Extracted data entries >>
···

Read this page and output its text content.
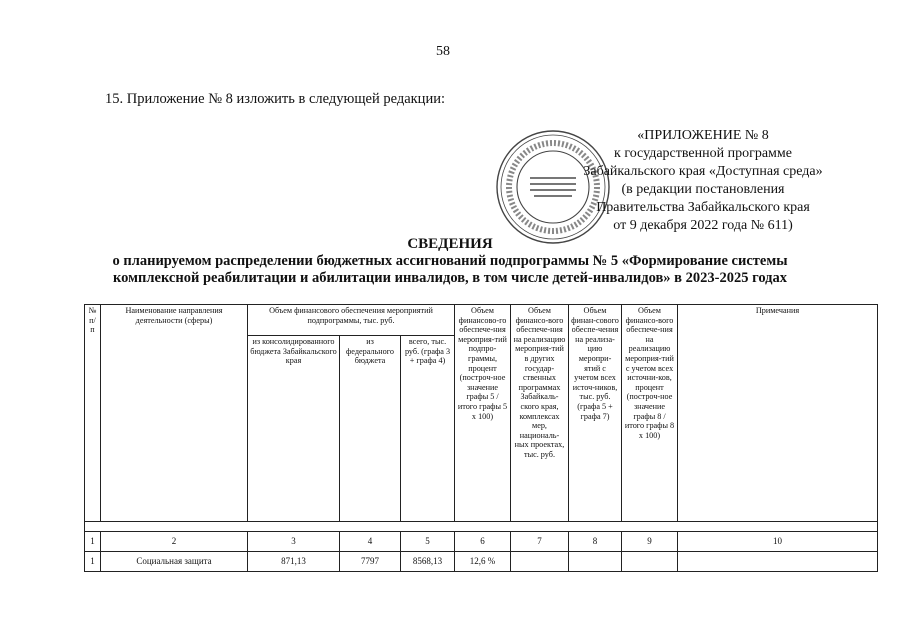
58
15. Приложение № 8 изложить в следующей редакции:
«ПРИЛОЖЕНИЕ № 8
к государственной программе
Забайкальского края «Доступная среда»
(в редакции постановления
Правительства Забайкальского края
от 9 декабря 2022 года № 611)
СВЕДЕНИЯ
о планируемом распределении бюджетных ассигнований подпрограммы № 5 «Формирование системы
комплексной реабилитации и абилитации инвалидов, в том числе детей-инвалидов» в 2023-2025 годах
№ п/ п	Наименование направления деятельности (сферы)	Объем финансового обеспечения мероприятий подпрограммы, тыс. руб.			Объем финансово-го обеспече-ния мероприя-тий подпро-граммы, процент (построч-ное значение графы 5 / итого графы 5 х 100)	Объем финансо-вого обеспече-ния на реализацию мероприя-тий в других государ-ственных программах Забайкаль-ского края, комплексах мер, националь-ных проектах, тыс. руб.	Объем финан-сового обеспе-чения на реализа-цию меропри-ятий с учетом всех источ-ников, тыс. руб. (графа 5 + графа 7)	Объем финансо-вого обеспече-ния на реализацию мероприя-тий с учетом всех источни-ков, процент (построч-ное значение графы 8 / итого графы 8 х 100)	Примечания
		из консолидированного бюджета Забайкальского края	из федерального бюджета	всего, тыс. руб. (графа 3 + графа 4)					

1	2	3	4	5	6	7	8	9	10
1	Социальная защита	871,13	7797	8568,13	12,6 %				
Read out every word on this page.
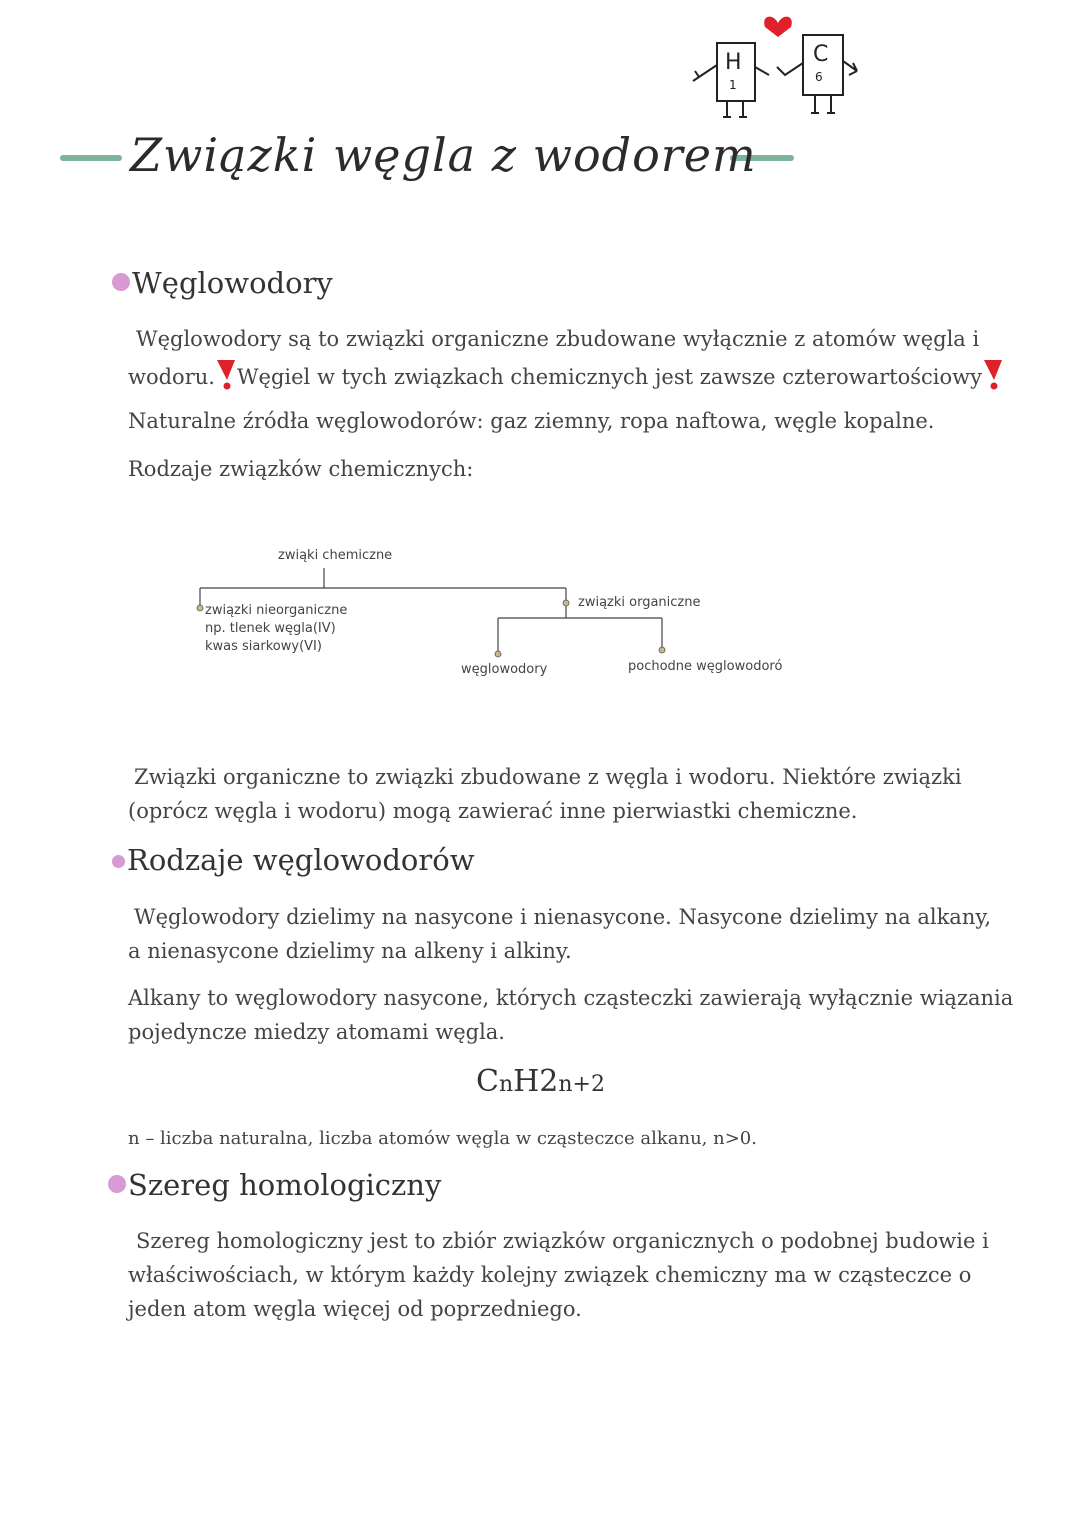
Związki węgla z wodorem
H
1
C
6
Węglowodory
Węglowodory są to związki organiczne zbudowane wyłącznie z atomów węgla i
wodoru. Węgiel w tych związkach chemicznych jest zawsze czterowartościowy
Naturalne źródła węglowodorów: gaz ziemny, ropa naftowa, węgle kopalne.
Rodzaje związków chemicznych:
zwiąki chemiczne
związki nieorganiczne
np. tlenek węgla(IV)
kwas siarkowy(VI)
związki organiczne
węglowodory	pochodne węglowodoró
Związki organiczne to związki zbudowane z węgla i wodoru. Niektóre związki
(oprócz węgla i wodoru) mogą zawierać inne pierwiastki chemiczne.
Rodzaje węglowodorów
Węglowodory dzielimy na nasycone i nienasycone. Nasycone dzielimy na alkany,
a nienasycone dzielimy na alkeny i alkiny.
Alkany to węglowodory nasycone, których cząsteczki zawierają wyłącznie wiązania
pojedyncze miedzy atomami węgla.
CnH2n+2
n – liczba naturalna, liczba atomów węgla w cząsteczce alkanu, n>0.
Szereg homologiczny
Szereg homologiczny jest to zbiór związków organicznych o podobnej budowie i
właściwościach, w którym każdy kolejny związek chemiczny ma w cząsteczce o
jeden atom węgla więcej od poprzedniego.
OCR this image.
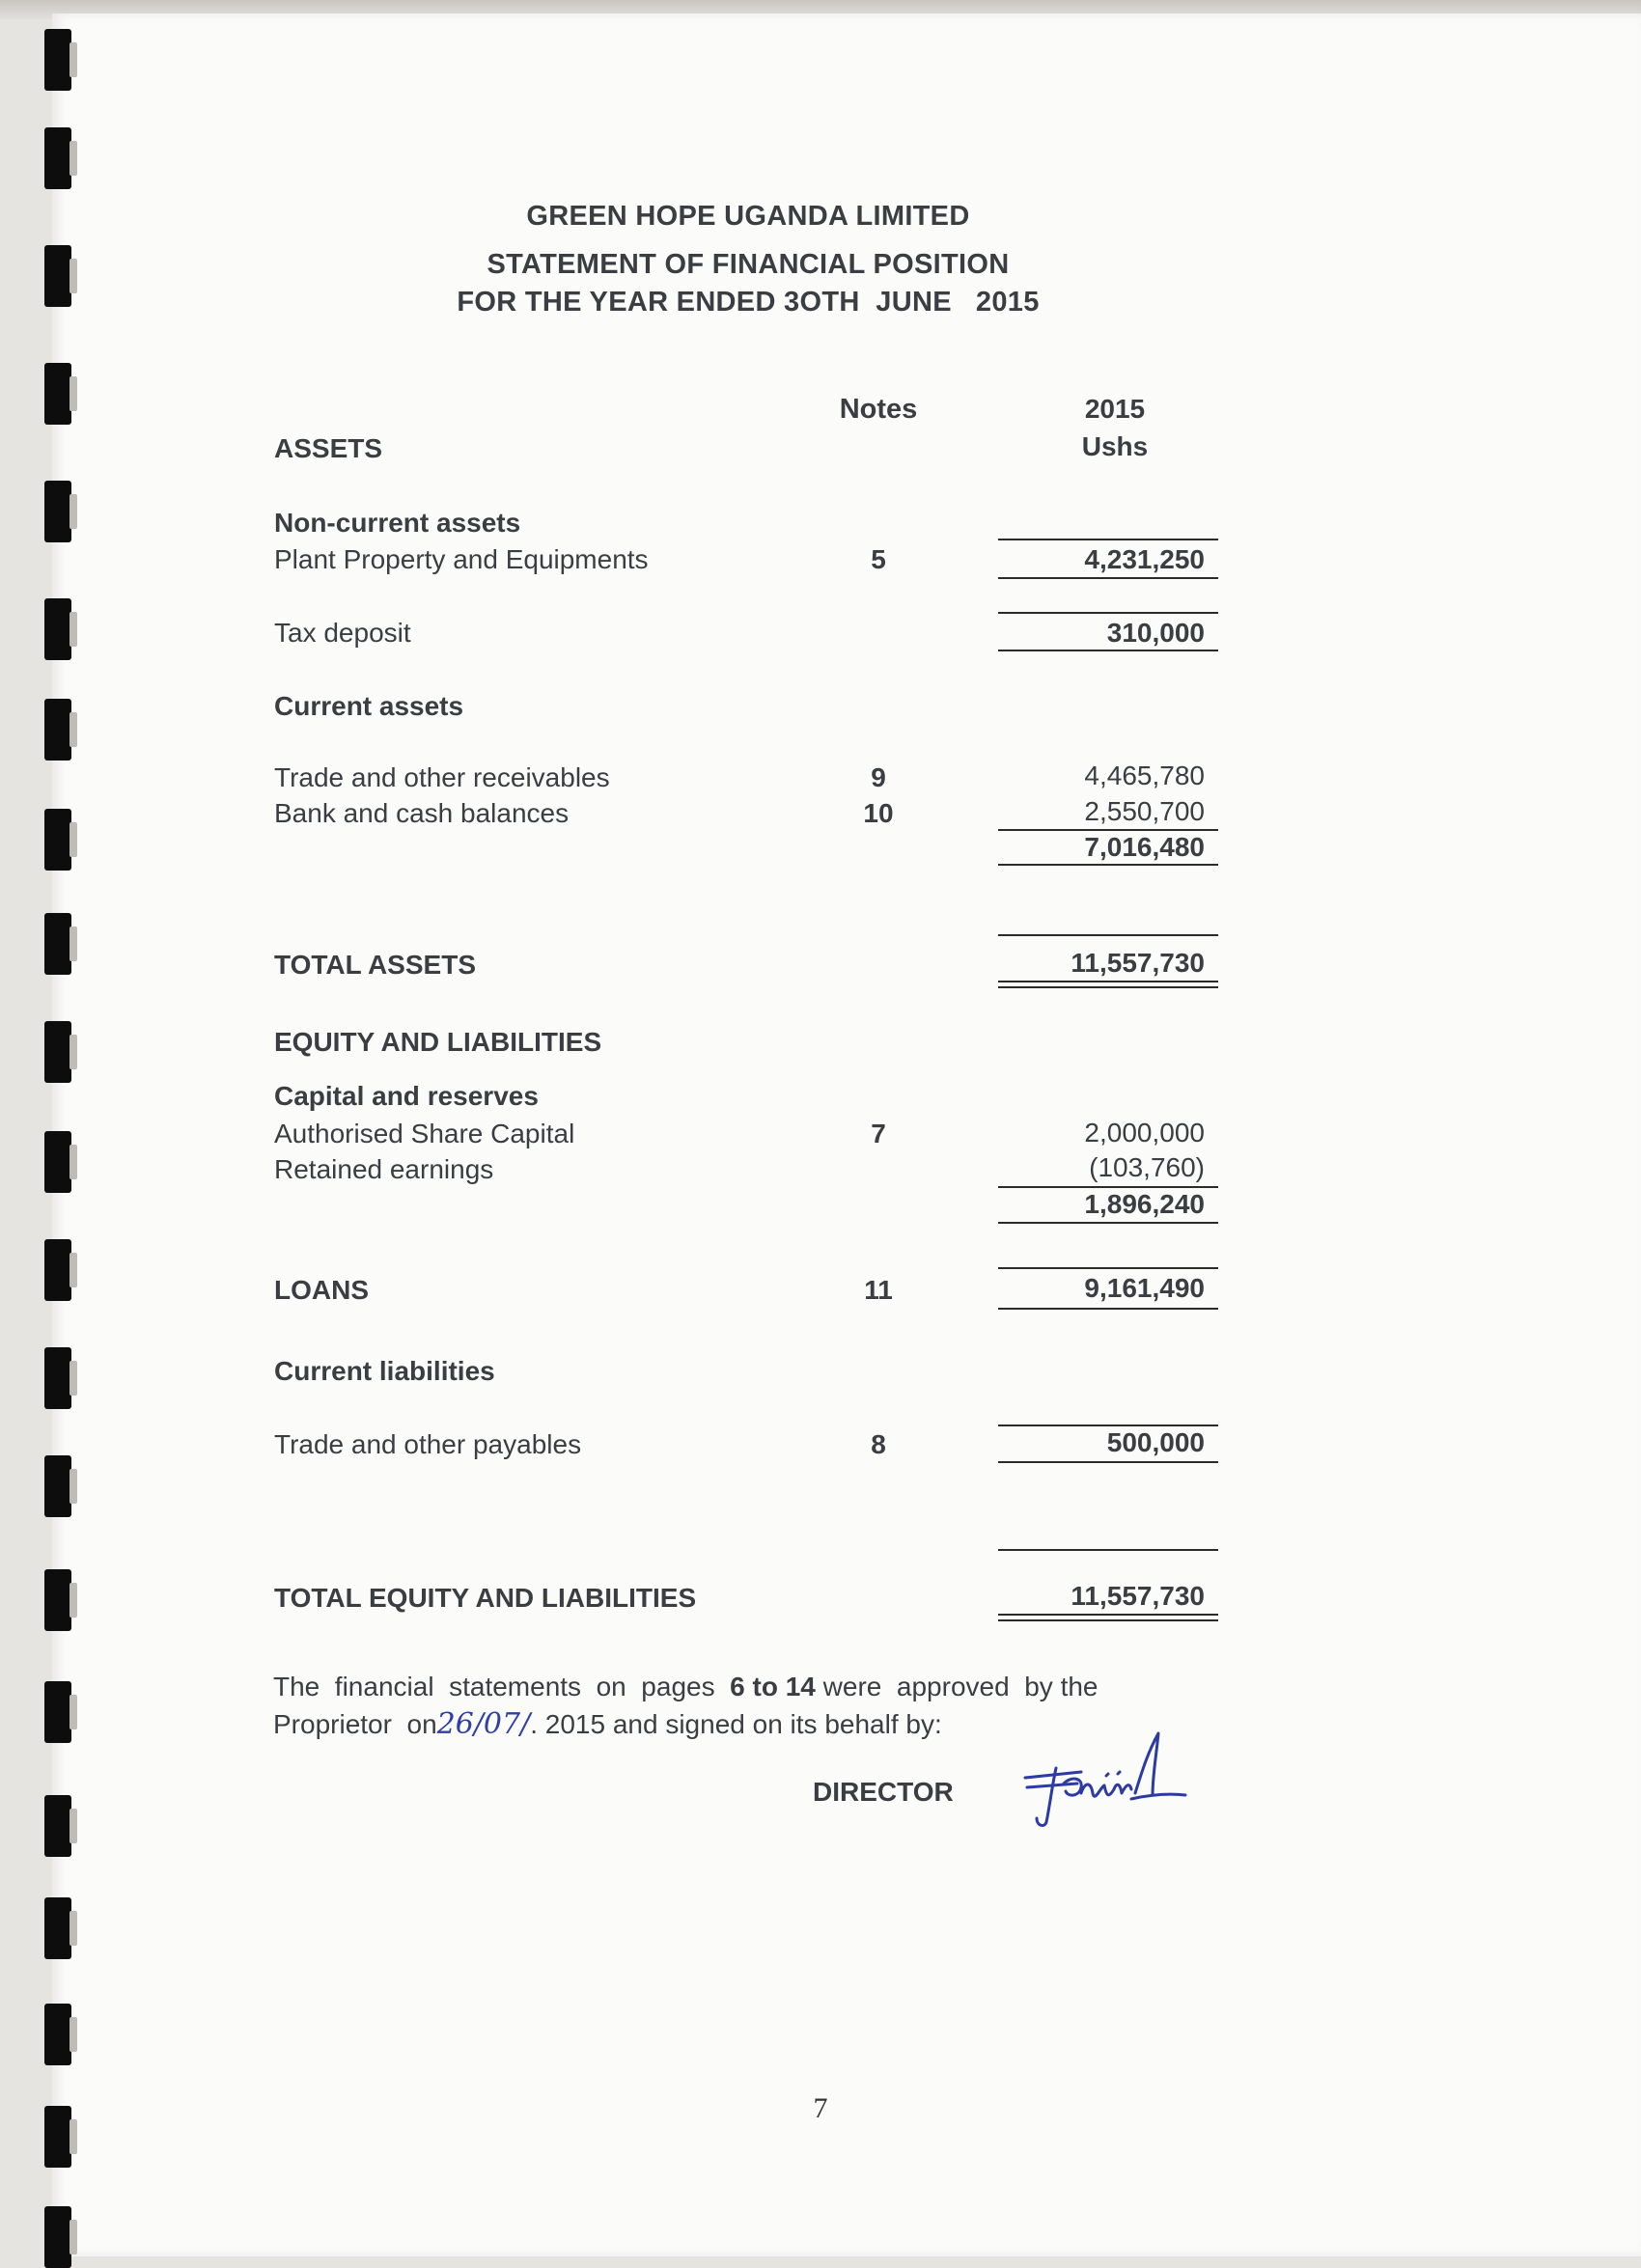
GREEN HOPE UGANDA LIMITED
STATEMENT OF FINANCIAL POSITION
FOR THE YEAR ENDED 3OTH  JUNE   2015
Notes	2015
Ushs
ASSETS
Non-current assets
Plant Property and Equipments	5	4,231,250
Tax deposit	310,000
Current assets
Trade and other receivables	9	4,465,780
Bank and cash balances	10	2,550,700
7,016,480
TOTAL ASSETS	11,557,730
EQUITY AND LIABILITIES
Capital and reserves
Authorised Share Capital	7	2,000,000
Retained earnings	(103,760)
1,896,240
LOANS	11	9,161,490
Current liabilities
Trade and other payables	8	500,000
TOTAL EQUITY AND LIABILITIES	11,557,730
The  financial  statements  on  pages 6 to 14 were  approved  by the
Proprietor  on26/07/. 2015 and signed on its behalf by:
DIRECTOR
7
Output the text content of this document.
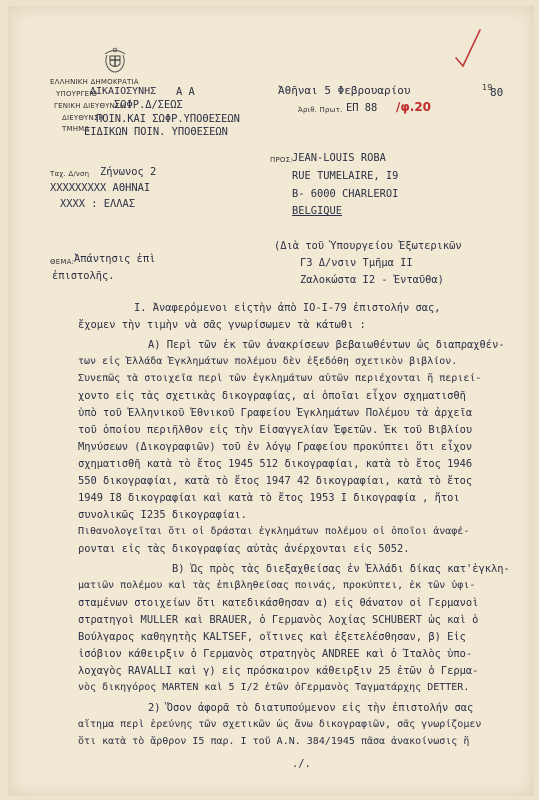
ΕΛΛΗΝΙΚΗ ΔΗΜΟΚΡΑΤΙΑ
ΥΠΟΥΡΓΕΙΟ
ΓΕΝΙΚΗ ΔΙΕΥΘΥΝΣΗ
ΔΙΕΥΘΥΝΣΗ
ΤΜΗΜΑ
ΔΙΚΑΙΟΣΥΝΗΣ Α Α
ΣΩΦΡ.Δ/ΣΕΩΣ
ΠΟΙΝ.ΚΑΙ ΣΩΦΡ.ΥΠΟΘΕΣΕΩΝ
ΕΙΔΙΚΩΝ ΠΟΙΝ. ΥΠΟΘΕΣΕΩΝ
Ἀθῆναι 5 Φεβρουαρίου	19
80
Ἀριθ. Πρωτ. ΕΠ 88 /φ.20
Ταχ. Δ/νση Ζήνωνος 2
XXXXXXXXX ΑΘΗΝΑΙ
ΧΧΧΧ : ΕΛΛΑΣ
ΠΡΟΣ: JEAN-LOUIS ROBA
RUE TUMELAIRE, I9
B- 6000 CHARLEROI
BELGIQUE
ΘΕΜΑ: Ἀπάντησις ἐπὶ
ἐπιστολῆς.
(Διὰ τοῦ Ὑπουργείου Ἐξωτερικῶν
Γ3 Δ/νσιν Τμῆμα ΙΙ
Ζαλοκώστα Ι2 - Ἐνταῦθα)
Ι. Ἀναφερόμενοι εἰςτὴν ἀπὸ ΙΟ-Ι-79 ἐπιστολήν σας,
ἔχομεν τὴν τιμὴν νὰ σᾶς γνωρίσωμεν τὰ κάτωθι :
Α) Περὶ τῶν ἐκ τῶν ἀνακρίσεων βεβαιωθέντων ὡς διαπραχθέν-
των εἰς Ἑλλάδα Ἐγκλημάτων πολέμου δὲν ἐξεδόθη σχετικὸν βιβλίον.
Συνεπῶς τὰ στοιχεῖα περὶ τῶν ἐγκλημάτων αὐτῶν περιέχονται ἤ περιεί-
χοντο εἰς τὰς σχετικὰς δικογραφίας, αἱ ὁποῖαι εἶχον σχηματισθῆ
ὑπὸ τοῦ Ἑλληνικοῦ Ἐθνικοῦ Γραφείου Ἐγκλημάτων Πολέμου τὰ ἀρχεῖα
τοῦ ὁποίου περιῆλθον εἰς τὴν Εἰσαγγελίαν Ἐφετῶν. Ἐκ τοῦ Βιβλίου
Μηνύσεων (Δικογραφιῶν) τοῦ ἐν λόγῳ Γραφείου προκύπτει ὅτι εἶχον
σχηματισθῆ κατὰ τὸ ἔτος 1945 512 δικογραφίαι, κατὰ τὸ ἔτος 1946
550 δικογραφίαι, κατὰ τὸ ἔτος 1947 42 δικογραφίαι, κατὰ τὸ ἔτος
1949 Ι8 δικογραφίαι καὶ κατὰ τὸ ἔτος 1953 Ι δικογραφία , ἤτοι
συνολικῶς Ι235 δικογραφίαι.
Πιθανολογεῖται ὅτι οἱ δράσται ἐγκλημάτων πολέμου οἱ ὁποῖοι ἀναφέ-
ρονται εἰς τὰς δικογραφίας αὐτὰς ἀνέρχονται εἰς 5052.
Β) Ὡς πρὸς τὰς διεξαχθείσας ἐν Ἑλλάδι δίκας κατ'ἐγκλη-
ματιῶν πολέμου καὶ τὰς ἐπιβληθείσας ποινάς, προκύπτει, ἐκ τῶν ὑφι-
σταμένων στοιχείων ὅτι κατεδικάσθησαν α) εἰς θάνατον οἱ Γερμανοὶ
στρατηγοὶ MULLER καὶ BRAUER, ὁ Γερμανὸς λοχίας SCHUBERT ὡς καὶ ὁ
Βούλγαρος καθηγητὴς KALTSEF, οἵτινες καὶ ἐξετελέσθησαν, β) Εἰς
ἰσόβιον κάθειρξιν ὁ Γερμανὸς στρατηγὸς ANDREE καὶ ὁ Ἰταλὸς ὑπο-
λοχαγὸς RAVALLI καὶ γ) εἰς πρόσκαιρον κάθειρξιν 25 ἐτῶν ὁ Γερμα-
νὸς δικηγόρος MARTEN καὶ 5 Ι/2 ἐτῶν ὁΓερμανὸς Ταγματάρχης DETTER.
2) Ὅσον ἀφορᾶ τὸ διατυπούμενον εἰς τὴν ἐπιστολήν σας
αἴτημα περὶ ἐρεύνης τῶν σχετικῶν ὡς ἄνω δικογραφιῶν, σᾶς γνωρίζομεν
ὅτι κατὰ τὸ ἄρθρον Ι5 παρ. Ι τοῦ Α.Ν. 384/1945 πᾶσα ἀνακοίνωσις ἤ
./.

···

WHAT TO DO >> Identify the lines of the data that contain the word "EQUITY". Copy each of them.

ANSWER FOR THE TASK >>
EQUITY AND LIABILITIES
TOTAL EQUITY AND LIABILITIES	11,557,730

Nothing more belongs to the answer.